## JOBS:
a - Answer these questions from the excerpt on pump seals and controls, one answer per line:
(i) Which makers' single mechanical seals are preferred for the pumps?
(ii) Where is the compressed gas from the compressor recombined with the multiphase flow?
(iii) What may drive the compressor?
b - Repeat word for word the part of the excerpt on pump seals and controls starting at "Instrumentation and Controls" and ending at "the compressor unit.".

Mechanical Seals and Rotor Lubrication
John Crane or Burgmann Single Mechanical seals with throttle bushings are the preferred seals for the pumps. The seals, as well as the pump rotors, are preferably continuously lubricated to cool the seal faces and to maintain a liquid seal within the rotors. A system preferably uses an integral, external liquid trap downstream from the pump as the primary source for supplying this flushing liquid. Liquid levels may be continuously monitored so they are capable of supplying make up liquid during the temporary passage of a gas slug. This supply may be automatically regulated to flow through the filter and then may be distributed to each seal and rotor.
Recombination of Flows
The compressed gas from the compressor is preferably recombined with the multiphase flow in a recombination manifold before it leaves the system.
Instrumentation and Controls
The compressor may be gas engine driven and run at more or less a constant rate. The multiphase pump preferably handles the variable flow rates. A control system may be adapted to manage the flow rate variation of the multiphase unit using sensors located on the piping and flow divider of the system. This data may be sent to a PLC controller for the system along with pertinent data from the compressor unit.

## DATA:
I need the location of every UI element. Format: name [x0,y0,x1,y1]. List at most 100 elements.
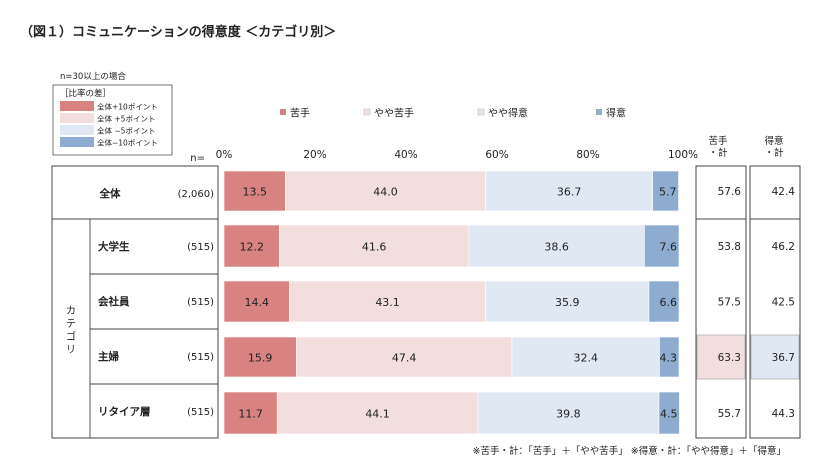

## TASK-BY-TASK SOLUTIONS:
a -
(i) John Crane or Burgmann
(ii) In a recombination manifold
(iii) A gas engine

b -
Instrumentation and Controls
The compressor may be gas engine driven and run at more or less a constant rate. The multiphase pump preferably handles the variable flow rates. A control system may be adapted to manage the flow rate variation of the multiphase unit using sensors located on the piping and flow divider of the system. This data may be sent to a PLC controller for the system along with pertinent data from the compressor unit.